━━━━━ Records shown

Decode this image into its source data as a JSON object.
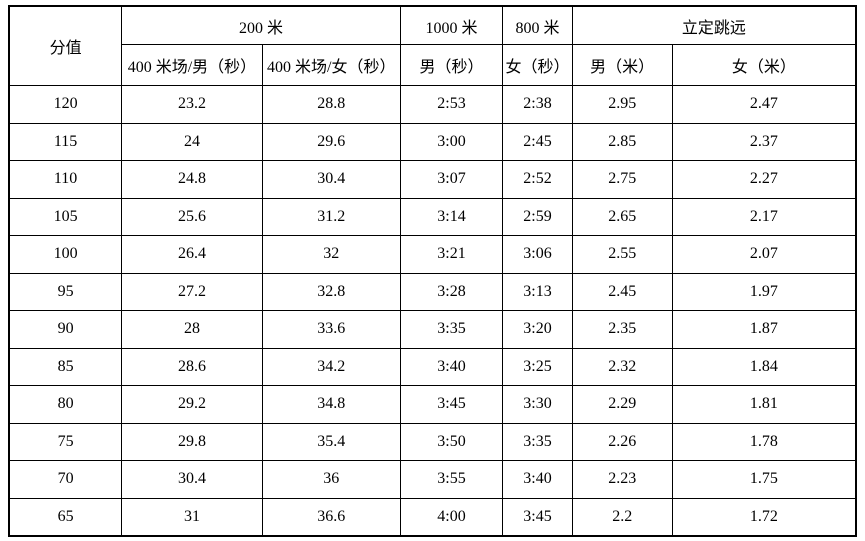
{
  "table": {
    "header": {
      "score": "分值",
      "col_200m": "200 米",
      "col_1000m": "1000 米",
      "col_800m": "800 米",
      "col_jump": "立定跳远",
      "sub_400m_male": "400 米场/男（秒）",
      "sub_400m_female": "400 米场/女（秒）",
      "sub_male_sec": "男（秒）",
      "sub_female_sec": "女（秒）",
      "sub_male_m": "男（米）",
      "sub_female_m": "女（米）"
    },
    "rows": [
      [
        "120",
        "23.2",
        "28.8",
        "2:53",
        "2:38",
        "2.95",
        "2.47"
      ],
      [
        "115",
        "24",
        "29.6",
        "3:00",
        "2:45",
        "2.85",
        "2.37"
      ],
      [
        "110",
        "24.8",
        "30.4",
        "3:07",
        "2:52",
        "2.75",
        "2.27"
      ],
      [
        "105",
        "25.6",
        "31.2",
        "3:14",
        "2:59",
        "2.65",
        "2.17"
      ],
      [
        "100",
        "26.4",
        "32",
        "3:21",
        "3:06",
        "2.55",
        "2.07"
      ],
      [
        "95",
        "27.2",
        "32.8",
        "3:28",
        "3:13",
        "2.45",
        "1.97"
      ],
      [
        "90",
        "28",
        "33.6",
        "3:35",
        "3:20",
        "2.35",
        "1.87"
      ],
      [
        "85",
        "28.6",
        "34.2",
        "3:40",
        "3:25",
        "2.32",
        "1.84"
      ],
      [
        "80",
        "29.2",
        "34.8",
        "3:45",
        "3:30",
        "2.29",
        "1.81"
      ],
      [
        "75",
        "29.8",
        "35.4",
        "3:50",
        "3:35",
        "2.26",
        "1.78"
      ],
      [
        "70",
        "30.4",
        "36",
        "3:55",
        "3:40",
        "2.23",
        "1.75"
      ],
      [
        "65",
        "31",
        "36.6",
        "4:00",
        "3:45",
        "2.2",
        "1.72"
      ]
    ]
  }
}
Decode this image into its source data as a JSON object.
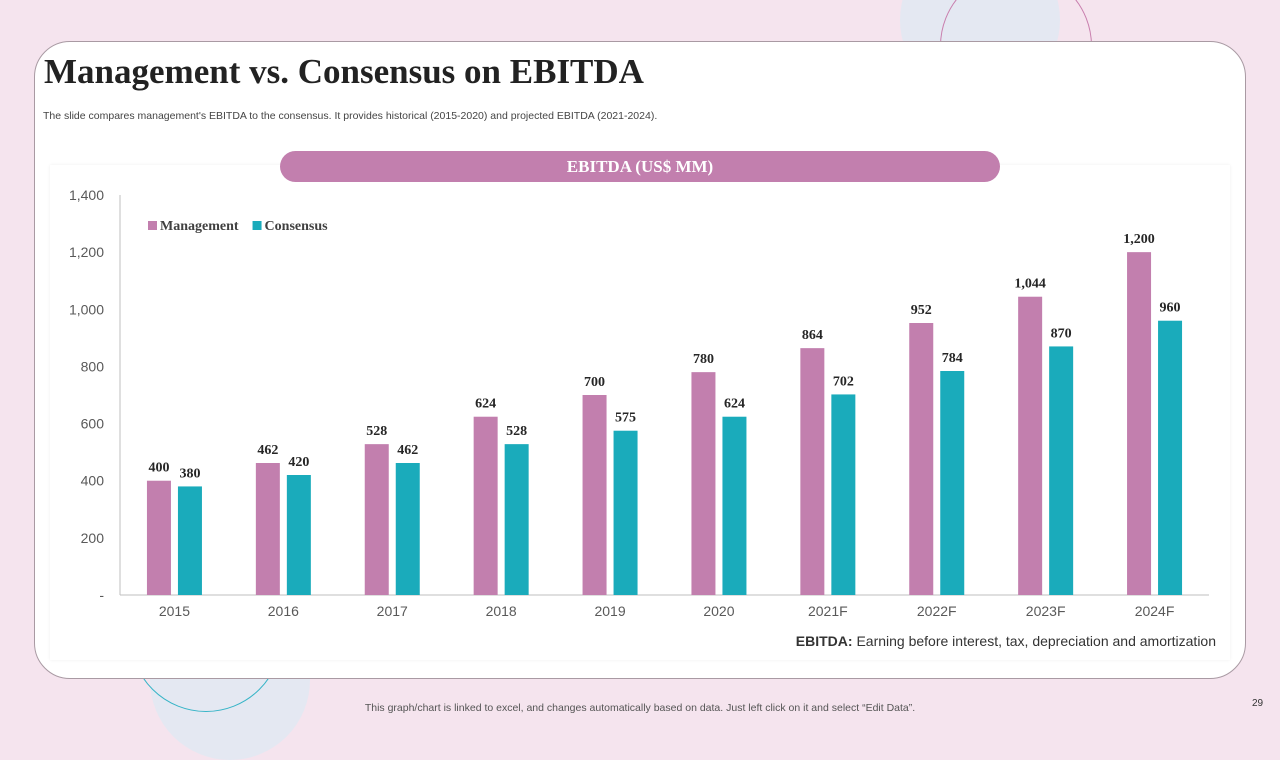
{
  "slide": {
    "title": "Management vs. Consensus on EBITDA",
    "subtitle": "The slide compares management's EBITDA to the consensus. It provides historical (2015-2020) and projected EBITDA (2021-2024).",
    "banner": "EBITDA (US$ MM)",
    "footnote_label": "EBITDA:",
    "footnote_text": " Earning before interest, tax, depreciation and amortization",
    "bottom_note": "This graph/chart is linked to excel,  and changes automatically based on data. Just left click on it and select “Edit Data”.",
    "page_number": "29"
  },
  "chart_data": {
    "type": "bar",
    "categories": [
      "2015",
      "2016",
      "2017",
      "2018",
      "2019",
      "2020",
      "2021F",
      "2022F",
      "2023F",
      "2024F"
    ],
    "series": [
      {
        "name": "Management",
        "color": "#c27fae",
        "values": [
          400,
          462,
          528,
          624,
          700,
          780,
          864,
          952,
          1044,
          1200
        ],
        "labels": [
          "400",
          "462",
          "528",
          "624",
          "700",
          "780",
          "864",
          "952",
          "1,044",
          "1,200"
        ]
      },
      {
        "name": "Consensus",
        "color": "#1aabbb",
        "values": [
          380,
          420,
          462,
          528,
          575,
          624,
          702,
          784,
          870,
          960
        ],
        "labels": [
          "380",
          "420",
          "462",
          "528",
          "575",
          "624",
          "702",
          "784",
          "870",
          "960"
        ]
      }
    ],
    "yticks": [
      0,
      200,
      400,
      600,
      800,
      1000,
      1200,
      1400
    ],
    "ytick_labels": [
      "-",
      "200",
      "400",
      "600",
      "800",
      "1,000",
      "1,200",
      "1,400"
    ],
    "ylim": [
      0,
      1400
    ],
    "legend_position": "top-left",
    "grid": false
  }
}
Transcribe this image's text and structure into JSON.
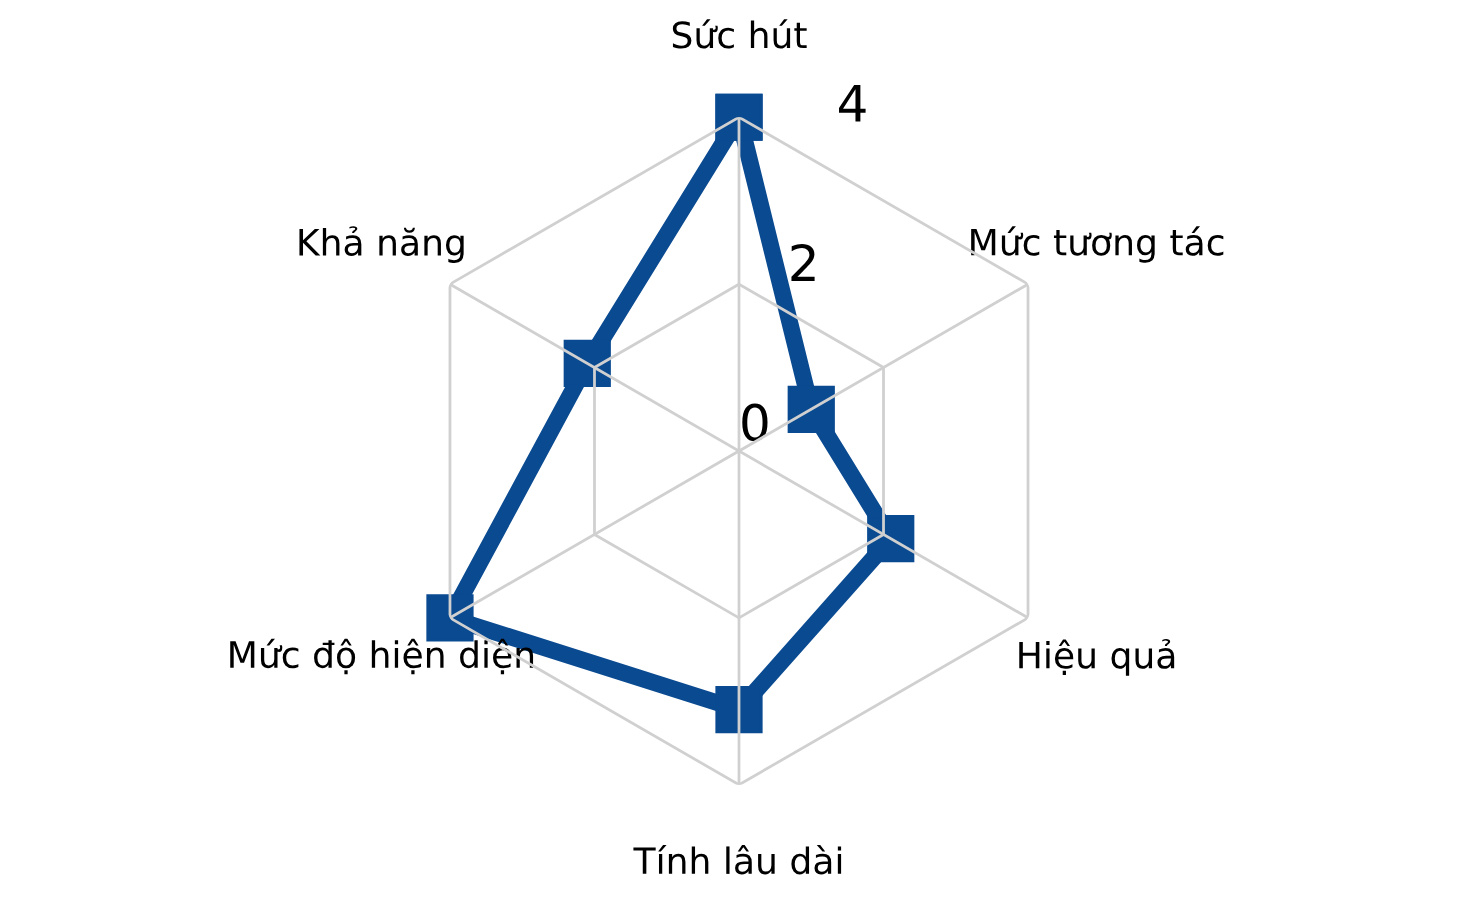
{
  "chart_data": {
    "type": "radar",
    "categories": [
      "Sức hút",
      "Mức tương tác",
      "Hiệu quả",
      "Tính lâu dài",
      "Mức độ hiện diện",
      "Khả năng"
    ],
    "series": [
      {
        "color": "#0a4a91",
        "values": [
          4,
          1.0,
          2.1,
          3.1,
          4,
          2.1
        ]
      }
    ],
    "ylim": [
      0,
      4
    ],
    "yticks": [
      0,
      2,
      4
    ],
    "grid": true,
    "marker": "square",
    "line_style": "solid",
    "legend": false
  }
}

━━━━━━━━━━

[Exercise aim]: In the records above, tally the lines where the word "EBITDA" appears, and give the number and nothing else.

[Solution]: 4